Stored rows
·····
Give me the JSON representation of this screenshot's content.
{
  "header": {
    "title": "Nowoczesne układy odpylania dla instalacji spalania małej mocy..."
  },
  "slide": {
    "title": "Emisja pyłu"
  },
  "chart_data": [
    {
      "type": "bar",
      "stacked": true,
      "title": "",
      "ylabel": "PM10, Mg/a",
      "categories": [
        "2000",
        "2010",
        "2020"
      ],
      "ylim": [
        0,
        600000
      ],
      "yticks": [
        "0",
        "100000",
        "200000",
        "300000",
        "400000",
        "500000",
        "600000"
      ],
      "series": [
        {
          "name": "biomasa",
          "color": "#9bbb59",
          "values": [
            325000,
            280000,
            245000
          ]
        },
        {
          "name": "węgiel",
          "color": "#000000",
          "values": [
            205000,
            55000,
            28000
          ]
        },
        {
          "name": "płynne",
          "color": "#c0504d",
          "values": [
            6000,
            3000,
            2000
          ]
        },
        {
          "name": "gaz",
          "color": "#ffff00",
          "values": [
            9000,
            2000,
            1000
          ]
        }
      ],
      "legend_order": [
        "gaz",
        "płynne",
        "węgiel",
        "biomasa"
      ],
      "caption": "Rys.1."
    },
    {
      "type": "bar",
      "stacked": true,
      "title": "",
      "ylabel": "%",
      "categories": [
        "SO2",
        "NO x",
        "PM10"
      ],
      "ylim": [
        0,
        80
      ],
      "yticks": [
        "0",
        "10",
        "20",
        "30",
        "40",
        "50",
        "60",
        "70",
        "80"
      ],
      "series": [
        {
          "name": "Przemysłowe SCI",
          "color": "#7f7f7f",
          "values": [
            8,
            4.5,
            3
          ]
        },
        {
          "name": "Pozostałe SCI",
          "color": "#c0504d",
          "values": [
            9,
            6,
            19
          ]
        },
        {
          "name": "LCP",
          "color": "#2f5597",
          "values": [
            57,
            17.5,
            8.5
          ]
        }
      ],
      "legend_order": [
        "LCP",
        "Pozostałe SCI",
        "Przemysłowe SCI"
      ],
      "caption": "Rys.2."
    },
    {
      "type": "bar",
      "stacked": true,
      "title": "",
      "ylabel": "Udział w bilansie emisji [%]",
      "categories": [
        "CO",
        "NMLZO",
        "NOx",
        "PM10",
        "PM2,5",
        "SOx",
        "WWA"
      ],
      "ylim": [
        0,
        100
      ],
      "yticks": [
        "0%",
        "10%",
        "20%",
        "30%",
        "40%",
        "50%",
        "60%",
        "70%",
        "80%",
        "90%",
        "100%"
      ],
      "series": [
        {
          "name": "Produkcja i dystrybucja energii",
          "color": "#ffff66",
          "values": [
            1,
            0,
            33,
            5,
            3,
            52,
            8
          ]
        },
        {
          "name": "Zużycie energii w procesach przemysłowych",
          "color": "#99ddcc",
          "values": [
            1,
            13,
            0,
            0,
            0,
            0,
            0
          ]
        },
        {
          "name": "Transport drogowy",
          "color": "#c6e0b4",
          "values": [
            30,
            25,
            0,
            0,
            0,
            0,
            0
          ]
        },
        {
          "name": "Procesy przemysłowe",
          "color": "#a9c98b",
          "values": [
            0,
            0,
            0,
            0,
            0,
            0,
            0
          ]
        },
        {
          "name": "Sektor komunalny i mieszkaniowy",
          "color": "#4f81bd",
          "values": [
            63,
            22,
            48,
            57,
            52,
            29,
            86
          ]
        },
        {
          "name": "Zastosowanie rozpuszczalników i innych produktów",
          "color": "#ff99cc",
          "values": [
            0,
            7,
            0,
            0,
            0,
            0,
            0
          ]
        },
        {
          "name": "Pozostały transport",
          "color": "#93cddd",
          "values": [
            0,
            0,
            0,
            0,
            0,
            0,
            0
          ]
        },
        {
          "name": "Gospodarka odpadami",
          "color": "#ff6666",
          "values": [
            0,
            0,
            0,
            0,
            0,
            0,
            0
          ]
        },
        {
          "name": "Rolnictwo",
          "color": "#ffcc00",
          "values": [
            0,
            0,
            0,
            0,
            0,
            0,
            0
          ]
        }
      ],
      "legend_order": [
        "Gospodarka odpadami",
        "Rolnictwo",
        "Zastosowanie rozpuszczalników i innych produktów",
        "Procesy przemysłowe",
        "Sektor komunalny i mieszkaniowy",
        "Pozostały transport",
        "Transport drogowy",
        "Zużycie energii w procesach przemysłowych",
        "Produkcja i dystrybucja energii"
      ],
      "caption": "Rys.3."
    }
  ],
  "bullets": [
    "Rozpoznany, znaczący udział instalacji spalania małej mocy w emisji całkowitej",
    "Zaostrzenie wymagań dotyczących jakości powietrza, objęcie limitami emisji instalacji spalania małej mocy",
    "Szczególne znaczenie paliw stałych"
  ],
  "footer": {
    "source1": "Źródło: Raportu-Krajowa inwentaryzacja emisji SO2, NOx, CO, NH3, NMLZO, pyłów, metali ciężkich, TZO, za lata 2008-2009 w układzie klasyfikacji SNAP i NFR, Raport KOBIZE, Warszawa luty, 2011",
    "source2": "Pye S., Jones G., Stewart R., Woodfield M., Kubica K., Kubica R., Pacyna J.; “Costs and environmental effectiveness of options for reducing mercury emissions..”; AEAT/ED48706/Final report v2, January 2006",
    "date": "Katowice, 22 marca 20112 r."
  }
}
·····
Task to carry out
Collect every line above that contains the word "drogowy".

Output below
          "name": "Transport drogowy",
        "Transport drogowy",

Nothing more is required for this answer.